Description of the task => Please give the listing again in full, leaving out its images.
******************************
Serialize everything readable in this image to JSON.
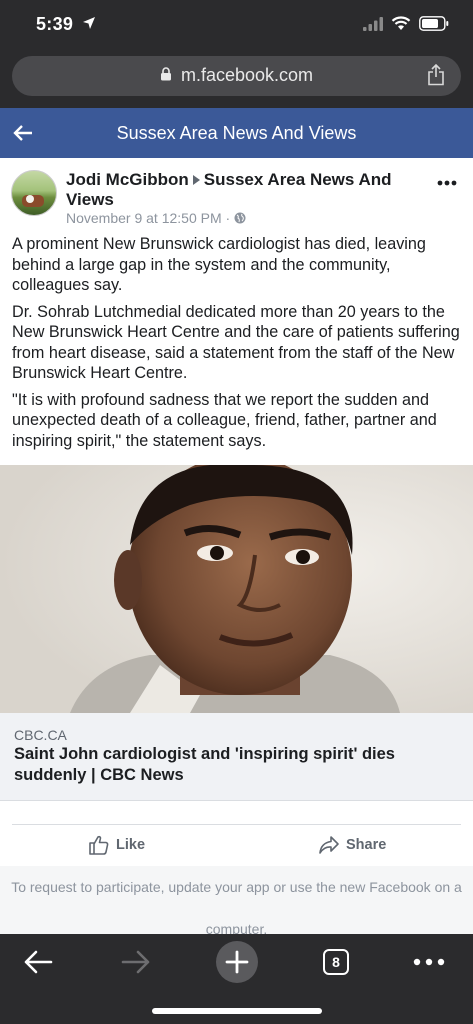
{
  "status_bar": {
    "time": "5:39",
    "icons": [
      "location-arrow-icon",
      "signal-icon",
      "wifi-icon",
      "battery-icon"
    ]
  },
  "browser": {
    "url": "m.facebook.com"
  },
  "header": {
    "title": "Sussex Area News And Views"
  },
  "post": {
    "author": "Jodi McGibbon",
    "group": "Sussex Area News And Views",
    "timestamp": "November 9 at 12:50 PM",
    "separator": "·",
    "paragraphs": [
      "A prominent New Brunswick cardiologist has died, leaving behind a large gap in the system and the community, colleagues say.",
      "Dr. Sohrab Lutchmedial dedicated more than 20 years to the New Brunswick Heart Centre and the care of patients suffering from heart disease, said a statement from the staff of the New Brunswick Heart Centre.",
      "\"It is with profound sadness that we report the sudden and unexpected death of a colleague, friend, father, partner and inspiring spirit,\" the statement says."
    ],
    "link": {
      "domain": "CBC.CA",
      "title": "Saint John cardiologist and 'inspiring spirit' dies suddenly | CBC News"
    },
    "actions": {
      "like": "Like",
      "share": "Share"
    }
  },
  "notice": {
    "line1": "To request to participate, update your app or use the new Facebook on a",
    "line2": "computer."
  },
  "toolbar": {
    "tab_count": "8"
  },
  "colors": {
    "facebook_blue": "#3b5998",
    "browser_chrome": "#2b2b2d"
  }
}
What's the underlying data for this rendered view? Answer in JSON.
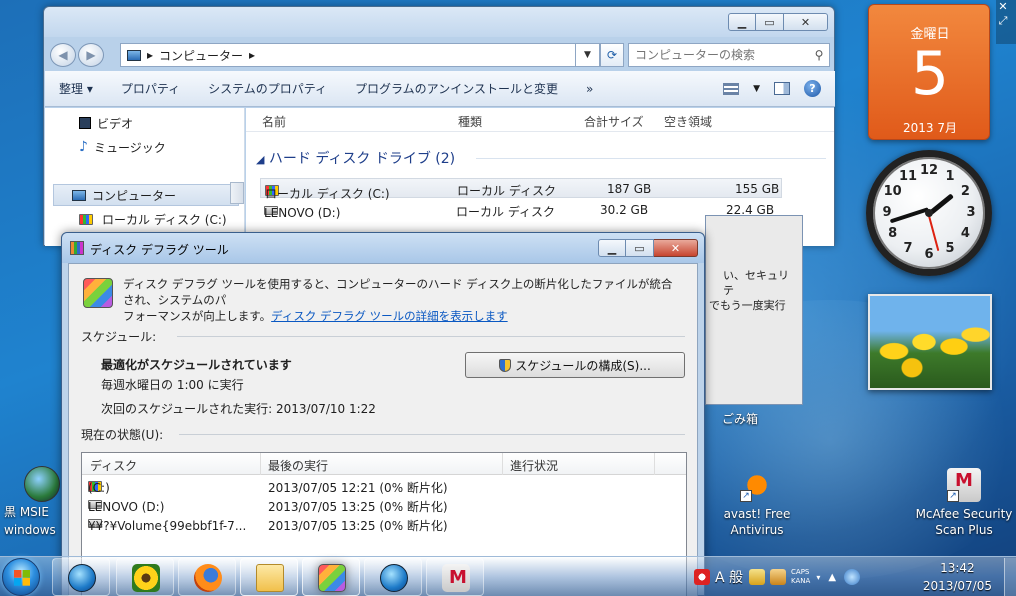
{
  "explorer": {
    "breadcrumb": [
      "コンピューター"
    ],
    "search_placeholder": "コンピューターの検索",
    "commands": [
      "整理 ▾",
      "プロパティ",
      "システムのプロパティ",
      "プログラムのアンインストールと変更",
      "»"
    ],
    "nav_items": [
      {
        "label": "ビデオ",
        "icon": "video-icon"
      },
      {
        "label": "ミュージック",
        "icon": "music-icon"
      },
      {
        "label": "コンピューター",
        "icon": "computer-icon",
        "selected": true
      },
      {
        "label": "ローカル ディスク (C:)",
        "icon": "drive-icon"
      }
    ],
    "columns": [
      "名前",
      "種類",
      "合計サイズ",
      "空き領域"
    ],
    "group_label": "ハード ディスク ドライブ (2)",
    "drives": [
      {
        "name": "ローカル ディスク (C:)",
        "type": "ローカル ディスク",
        "total": "187 GB",
        "free": "155 GB",
        "selected": true
      },
      {
        "name": "LENOVO (D:)",
        "type": "ローカル ディスク",
        "total": "30.2 GB",
        "free": "22.4 GB"
      }
    ]
  },
  "defrag": {
    "title": "ディスク デフラグ ツール",
    "desc_line1": "ディスク デフラグ ツールを使用すると、コンピューターのハード ディスク上の断片化したファイルが統合され、システムのパ",
    "desc_line2": "フォーマンスが向上します。",
    "desc_link": "ディスク デフラグ ツールの詳細を表示します",
    "schedule_header": "スケジュール:",
    "schedule_status": "最適化がスケジュールされています",
    "schedule_freq": "毎週水曜日の 1:00 に実行",
    "schedule_next": "次回のスケジュールされた実行: 2013/07/10 1:22",
    "schedule_button": "スケジュールの構成(S)...",
    "current_header": "現在の状態(U):",
    "list_columns": [
      "ディスク",
      "最後の実行",
      "進行状況"
    ],
    "disks": [
      {
        "disk": "(C:)",
        "last_run": "2013/07/05 12:21 (0% 断片化)",
        "progress": "",
        "system": true
      },
      {
        "disk": "LENOVO (D:)",
        "last_run": "2013/07/05 13:25 (0% 断片化)",
        "progress": ""
      },
      {
        "disk": "¥¥?¥Volume{99ebbf1f-7...",
        "last_run": "2013/07/05 13:25 (0% 断片化)",
        "progress": ""
      }
    ]
  },
  "behind_dialog": {
    "text_line1": "い、セキュリテ",
    "text_line2": "でもう一度実行"
  },
  "desktop": {
    "recycle_bin": "ごみ箱",
    "icons": [
      {
        "label_line1": "avast! Free",
        "label_line2": "Antivirus",
        "icon": "avast-icon"
      },
      {
        "label_line1": "McAfee Security",
        "label_line2": "Scan Plus",
        "icon": "mcafee-icon"
      }
    ],
    "left_label_line1": "黒   MSIE",
    "left_label_line2": "windows"
  },
  "gadgets": {
    "calendar": {
      "weekday": "金曜日",
      "day": "5",
      "year_month": "2013 7月"
    },
    "clock": {
      "numbers": [
        "12",
        "1",
        "2",
        "3",
        "4",
        "5",
        "6",
        "7",
        "8",
        "9",
        "10",
        "11"
      ],
      "hour": 1,
      "minute": 42
    }
  },
  "taskbar": {
    "ime_mode": "A 般",
    "caps": "CAPS",
    "kana": "KANA",
    "time": "13:42",
    "date": "2013/07/05"
  },
  "colors": {
    "accent": "#1e3e8a",
    "link": "#0a58c2",
    "close_red": "#c7452f",
    "calendar_orange": "#e05a1a"
  }
}
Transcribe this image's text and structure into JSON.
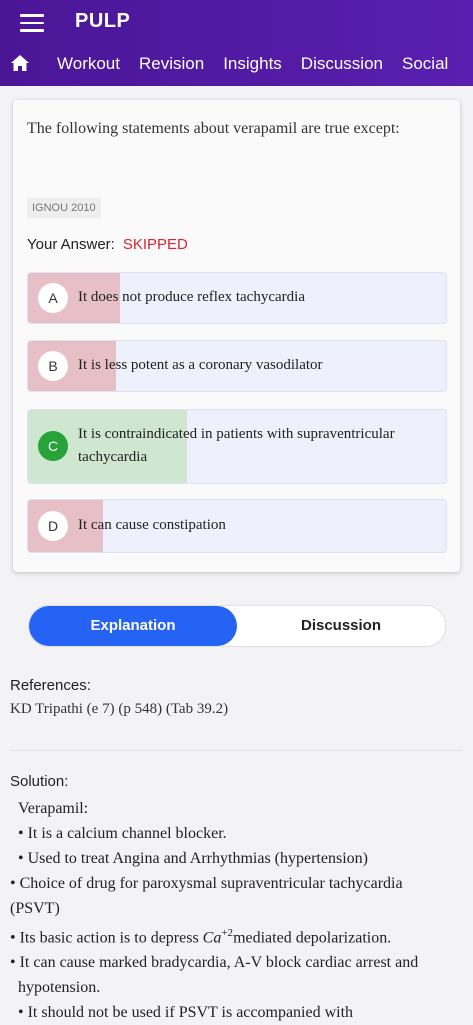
{
  "app": {
    "title": "PULP"
  },
  "nav": {
    "tabs": [
      "Workout",
      "Revision",
      "Insights",
      "Discussion",
      "Social"
    ]
  },
  "question": {
    "text": "The following statements about verapamil are true except:",
    "tag": "IGNOU 2010",
    "answer_label": "Your Answer:",
    "answer_value": "SKIPPED",
    "options": [
      {
        "letter": "A",
        "text": "It does not produce reflex tachycardia",
        "bar_fraction": 0.22,
        "status": "wrong"
      },
      {
        "letter": "B",
        "text": "It is less potent as a coronary vasodilator",
        "bar_fraction": 0.21,
        "status": "wrong"
      },
      {
        "letter": "C",
        "text": "It is contraindicated in patients with supraventricular tachycardia",
        "bar_fraction": 0.38,
        "status": "correct"
      },
      {
        "letter": "D",
        "text": "It can cause constipation",
        "bar_fraction": 0.18,
        "status": "wrong"
      }
    ]
  },
  "toggle": {
    "explanation": "Explanation",
    "discussion": "Discussion"
  },
  "references": {
    "title": "References:",
    "text": "KD Tripathi (e 7) (p 548) (Tab 39.2)"
  },
  "solution": {
    "title": "Solution:",
    "heading": "Verapamil:",
    "lines": [
      "•  It is a calcium channel blocker.",
      "•  Used to treat Angina and Arrhythmias (hypertension)",
      "• Choice of drug for paroxysmal supraventricular tachycardia (PSVT)",
      "•  It can cause marked bradycardia, A-V block cardiac arrest and hypotension.",
      "•  It should not be used if PSVT is accompanied with"
    ],
    "depress_line": {
      "prefix": "• Its basic action is to depress ",
      "ion": "Ca",
      "charge": "+2",
      "suffix": "mediated depolarization."
    }
  },
  "colors": {
    "appbar": "#4a1696",
    "primary": "#2563f5",
    "wrong": "#e6c0c6",
    "correct": "#27a33a",
    "skipped": "#d9262f"
  }
}
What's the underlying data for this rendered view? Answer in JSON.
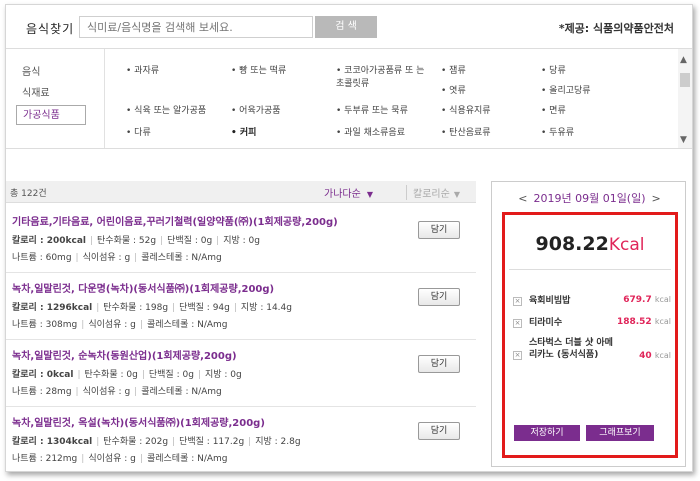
******************************
Output for this task =>
Serialize everything readable in this image to JSON.
{
  "status_bar": {
    "time": "5:39",
    "icons": [
      "location-arrow-icon",
      "signal-icon",
      "wifi-icon",
      "battery-icon"
    ]
  },
  "browser": {
    "url": "m.facebook.com"
  },
  "header": {
    "title": "Sussex Area News And Views"
  },
  "post": {
    "author": "Jodi McGibbon",
    "group": "Sussex Area News And Views",
    "timestamp": "November 9 at 12:50 PM",
    "separator": "·",
    "paragraphs": [
      "A prominent New Brunswick cardiologist has died, leaving behind a large gap in the system and the community, colleagues say.",
      "Dr. Sohrab Lutchmedial dedicated more than 20 years to the New Brunswick Heart Centre and the care of patients suffering from heart disease, said a statement from the staff of the New Brunswick Heart Centre.",
      "\"It is with profound sadness that we report the sudden and unexpected death of a colleague, friend, father, partner and inspiring spirit,\" the statement says."
    ],
    "link": {
      "domain": "CBC.CA",
      "title": "Saint John cardiologist and 'inspiring spirit' dies suddenly | CBC News"
    },
    "actions": {
      "like": "Like",
      "share": "Share"
    }
  },
  "notice": {
    "line1": "To request to participate, update your app or use the new Facebook on a",
    "line2": "computer."
  },
  "toolbar": {
    "tab_count": "8"
  },
  "colors": {
    "facebook_blue": "#3b5998",
    "browser_chrome": "#2b2b2d"
  }
}
What's the underlying data for this rendered view? Answer in JSON.
{
  "explorer": {
    "breadcrumb": [
      "コンピューター"
    ],
    "search_placeholder": "コンピューターの検索",
    "commands": [
      "整理 ▾",
      "プロパティ",
      "システムのプロパティ",
      "プログラムのアンインストールと変更",
      "»"
    ],
    "nav_items": [
      {
        "label": "ビデオ",
        "icon": "video-icon"
      },
      {
        "label": "ミュージック",
        "icon": "music-icon"
      },
      {
        "label": "コンピューター",
        "icon": "computer-icon",
        "selected": true
      },
      {
        "label": "ローカル ディスク (C:)",
        "icon": "drive-icon"
      }
    ],
    "columns": [
      "名前",
      "種類",
      "合計サイズ",
      "空き領域"
    ],
    "group_label": "ハード ディスク ドライブ (2)",
    "drives": [
      {
        "name": "ローカル ディスク (C:)",
        "type": "ローカル ディスク",
        "total": "187 GB",
        "free": "155 GB",
        "selected": true
      },
      {
        "name": "LENOVO (D:)",
        "type": "ローカル ディスク",
        "total": "30.2 GB",
        "free": "22.4 GB"
      }
    ]
  },
  "defrag": {
    "title": "ディスク デフラグ ツール",
    "desc_line1": "ディスク デフラグ ツールを使用すると、コンピューターのハード ディスク上の断片化したファイルが統合され、システムのパ",
    "desc_line2": "フォーマンスが向上します。",
    "desc_link": "ディスク デフラグ ツールの詳細を表示します",
    "schedule_header": "スケジュール:",
    "schedule_status": "最適化がスケジュールされています",
    "schedule_freq": "毎週水曜日の 1:00 に実行",
    "schedule_next": "次回のスケジュールされた実行: 2013/07/10 1:22",
    "schedule_button": "スケジュールの構成(S)...",
    "current_header": "現在の状態(U):",
    "list_columns": [
      "ディスク",
      "最後の実行",
      "進行状況"
    ],
    "disks": [
      {
        "disk": "(C:)",
        "last_run": "2013/07/05 12:21 (0% 断片化)",
        "progress": "",
        "system": true
      },
      {
        "disk": "LENOVO (D:)",
        "last_run": "2013/07/05 13:25 (0% 断片化)",
        "progress": ""
      },
      {
        "disk": "¥¥?¥Volume{99ebbf1f-7...",
        "last_run": "2013/07/05 13:25 (0% 断片化)",
        "progress": ""
      }
    ]
  },
  "behind_dialog": {
    "text_line1": "い、セキュリテ",
    "text_line2": "でもう一度実行"
  },
  "desktop": {
    "recycle_bin": "ごみ箱",
    "icons": [
      {
        "label_line1": "avast! Free",
        "label_line2": "Antivirus",
        "icon": "avast-icon"
      },
      {
        "label_line1": "McAfee Security",
        "label_line2": "Scan Plus",
        "icon": "mcafee-icon"
      }
    ],
    "left_label_line1": "黒   MSIE",
    "left_label_line2": "windows"
  },
  "gadgets": {
    "calendar": {
      "weekday": "金曜日",
      "day": "5",
      "year_month": "2013 7月"
    },
    "clock": {
      "numbers": [
        "12",
        "1",
        "2",
        "3",
        "4",
        "5",
        "6",
        "7",
        "8",
        "9",
        "10",
        "11"
      ],
      "hour": 1,
      "minute": 42
    }
  },
  "taskbar": {
    "ime_mode": "A 般",
    "caps": "CAPS",
    "kana": "KANA",
    "time": "13:42",
    "date": "2013/07/05"
  },
  "colors": {
    "accent": "#1e3e8a",
    "link": "#0a58c2",
    "close_red": "#c7452f",
    "calendar_orange": "#e05a1a"
  }
}
Transcribe this image's text and structure into JSON.
{
  "app": {
    "title": "PULP"
  },
  "nav": {
    "tabs": [
      "Workout",
      "Revision",
      "Insights",
      "Discussion",
      "Social"
    ]
  },
  "question": {
    "text": "The following statements about verapamil are true except:",
    "tag": "IGNOU 2010",
    "answer_label": "Your Answer:",
    "answer_value": "SKIPPED",
    "options": [
      {
        "letter": "A",
        "text": "It does not produce reflex tachycardia",
        "bar_fraction": 0.22,
        "status": "wrong"
      },
      {
        "letter": "B",
        "text": "It is less potent as a coronary vasodilator",
        "bar_fraction": 0.21,
        "status": "wrong"
      },
      {
        "letter": "C",
        "text": "It is contraindicated in patients with supraventricular tachycardia",
        "bar_fraction": 0.38,
        "status": "correct"
      },
      {
        "letter": "D",
        "text": "It can cause constipation",
        "bar_fraction": 0.18,
        "status": "wrong"
      }
    ]
  },
  "toggle": {
    "explanation": "Explanation",
    "discussion": "Discussion"
  },
  "references": {
    "title": "References:",
    "text": "KD Tripathi (e 7) (p 548) (Tab 39.2)"
  },
  "solution": {
    "title": "Solution:",
    "heading": "Verapamil:",
    "lines": [
      "•  It is a calcium channel blocker.",
      "•  Used to treat Angina and Arrhythmias (hypertension)",
      "• Choice of drug for paroxysmal supraventricular tachycardia (PSVT)",
      "•  It can cause marked bradycardia, A-V block cardiac arrest and hypotension.",
      "•  It should not be used if PSVT is accompanied with"
    ],
    "depress_line": {
      "prefix": "• Its basic action is to depress ",
      "ion": "Ca",
      "charge": "+2",
      "suffix": "mediated depolarization."
    }
  },
  "colors": {
    "appbar": "#4a1696",
    "primary": "#2563f5",
    "wrong": "#e6c0c6",
    "correct": "#27a33a",
    "skipped": "#d9262f"
  }
}
What's the underlying data for this rendered view? Answer in JSON.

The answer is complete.